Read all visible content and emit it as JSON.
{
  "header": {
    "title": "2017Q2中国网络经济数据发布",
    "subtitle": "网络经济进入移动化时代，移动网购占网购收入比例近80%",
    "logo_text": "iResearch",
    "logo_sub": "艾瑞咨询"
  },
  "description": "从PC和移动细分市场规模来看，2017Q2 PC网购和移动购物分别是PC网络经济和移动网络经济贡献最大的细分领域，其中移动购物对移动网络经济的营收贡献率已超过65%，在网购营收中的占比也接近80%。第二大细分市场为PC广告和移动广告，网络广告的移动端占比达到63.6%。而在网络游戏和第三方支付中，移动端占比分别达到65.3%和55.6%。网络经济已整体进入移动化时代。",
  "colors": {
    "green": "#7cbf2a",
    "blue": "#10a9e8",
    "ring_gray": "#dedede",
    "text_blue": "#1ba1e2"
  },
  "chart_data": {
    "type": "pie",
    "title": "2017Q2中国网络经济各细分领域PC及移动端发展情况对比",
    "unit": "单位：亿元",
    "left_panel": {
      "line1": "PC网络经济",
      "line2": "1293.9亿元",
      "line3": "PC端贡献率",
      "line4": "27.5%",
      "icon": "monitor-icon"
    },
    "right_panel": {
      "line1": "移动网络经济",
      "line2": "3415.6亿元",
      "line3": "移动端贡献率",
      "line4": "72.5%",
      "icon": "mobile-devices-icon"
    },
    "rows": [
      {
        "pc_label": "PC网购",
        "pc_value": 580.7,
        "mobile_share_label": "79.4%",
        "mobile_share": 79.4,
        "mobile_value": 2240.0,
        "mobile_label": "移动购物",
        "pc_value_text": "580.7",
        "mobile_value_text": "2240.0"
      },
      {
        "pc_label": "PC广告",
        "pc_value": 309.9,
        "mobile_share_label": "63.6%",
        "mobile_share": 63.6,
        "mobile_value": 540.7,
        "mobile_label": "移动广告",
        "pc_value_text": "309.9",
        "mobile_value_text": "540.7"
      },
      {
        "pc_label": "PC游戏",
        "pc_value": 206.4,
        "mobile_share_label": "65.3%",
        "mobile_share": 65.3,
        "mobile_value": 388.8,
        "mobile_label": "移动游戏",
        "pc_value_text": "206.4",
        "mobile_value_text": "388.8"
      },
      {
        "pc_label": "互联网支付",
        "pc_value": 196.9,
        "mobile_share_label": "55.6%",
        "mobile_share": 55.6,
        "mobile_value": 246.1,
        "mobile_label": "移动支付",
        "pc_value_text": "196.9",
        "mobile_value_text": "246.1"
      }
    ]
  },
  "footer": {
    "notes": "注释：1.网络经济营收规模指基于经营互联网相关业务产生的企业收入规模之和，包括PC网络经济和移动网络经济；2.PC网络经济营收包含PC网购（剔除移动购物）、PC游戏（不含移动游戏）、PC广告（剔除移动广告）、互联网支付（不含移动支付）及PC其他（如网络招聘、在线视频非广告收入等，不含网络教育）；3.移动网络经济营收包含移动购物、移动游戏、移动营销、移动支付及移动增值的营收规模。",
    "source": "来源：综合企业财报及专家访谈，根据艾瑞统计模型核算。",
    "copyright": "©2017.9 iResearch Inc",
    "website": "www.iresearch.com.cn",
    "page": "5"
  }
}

* CHALLENGE: Restate all of the entries exactly, please.

* ANSWER:
Read all visible content and emit it as JSON.
{
  "header": {
    "title": "2017Q2中国网络经济数据发布",
    "subtitle": "网络经济进入移动化时代，移动网购占网购收入比例近80%",
    "logo_text": "iResearch",
    "logo_sub": "艾瑞咨询"
  },
  "description": "从PC和移动细分市场规模来看，2017Q2 PC网购和移动购物分别是PC网络经济和移动网络经济贡献最大的细分领域，其中移动购物对移动网络经济的营收贡献率已超过65%，在网购营收中的占比也接近80%。第二大细分市场为PC广告和移动广告，网络广告的移动端占比达到63.6%。而在网络游戏和第三方支付中，移动端占比分别达到65.3%和55.6%。网络经济已整体进入移动化时代。",
  "colors": {
    "green": "#7cbf2a",
    "blue": "#10a9e8",
    "ring_gray": "#dedede",
    "text_blue": "#1ba1e2"
  },
  "chart_data": {
    "type": "pie",
    "title": "2017Q2中国网络经济各细分领域PC及移动端发展情况对比",
    "unit": "单位：亿元",
    "left_panel": {
      "line1": "PC网络经济",
      "line2": "1293.9亿元",
      "line3": "PC端贡献率",
      "line4": "27.5%",
      "icon": "monitor-icon"
    },
    "right_panel": {
      "line1": "移动网络经济",
      "line2": "3415.6亿元",
      "line3": "移动端贡献率",
      "line4": "72.5%",
      "icon": "mobile-devices-icon"
    },
    "rows": [
      {
        "pc_label": "PC网购",
        "pc_value": 580.7,
        "mobile_share_label": "79.4%",
        "mobile_share": 79.4,
        "mobile_value": 2240.0,
        "mobile_label": "移动购物",
        "pc_value_text": "580.7",
        "mobile_value_text": "2240.0"
      },
      {
        "pc_label": "PC广告",
        "pc_value": 309.9,
        "mobile_share_label": "63.6%",
        "mobile_share": 63.6,
        "mobile_value": 540.7,
        "mobile_label": "移动广告",
        "pc_value_text": "309.9",
        "mobile_value_text": "540.7"
      },
      {
        "pc_label": "PC游戏",
        "pc_value": 206.4,
        "mobile_share_label": "65.3%",
        "mobile_share": 65.3,
        "mobile_value": 388.8,
        "mobile_label": "移动游戏",
        "pc_value_text": "206.4",
        "mobile_value_text": "388.8"
      },
      {
        "pc_label": "互联网支付",
        "pc_value": 196.9,
        "mobile_share_label": "55.6%",
        "mobile_share": 55.6,
        "mobile_value": 246.1,
        "mobile_label": "移动支付",
        "pc_value_text": "196.9",
        "mobile_value_text": "246.1"
      }
    ]
  },
  "footer": {
    "notes": "注释：1.网络经济营收规模指基于经营互联网相关业务产生的企业收入规模之和，包括PC网络经济和移动网络经济；2.PC网络经济营收包含PC网购（剔除移动购物）、PC游戏（不含移动游戏）、PC广告（剔除移动广告）、互联网支付（不含移动支付）及PC其他（如网络招聘、在线视频非广告收入等，不含网络教育）；3.移动网络经济营收包含移动购物、移动游戏、移动营销、移动支付及移动增值的营收规模。",
    "source": "来源：综合企业财报及专家访谈，根据艾瑞统计模型核算。",
    "copyright": "©2017.9 iResearch Inc",
    "website": "www.iresearch.com.cn",
    "page": "5"
  }
}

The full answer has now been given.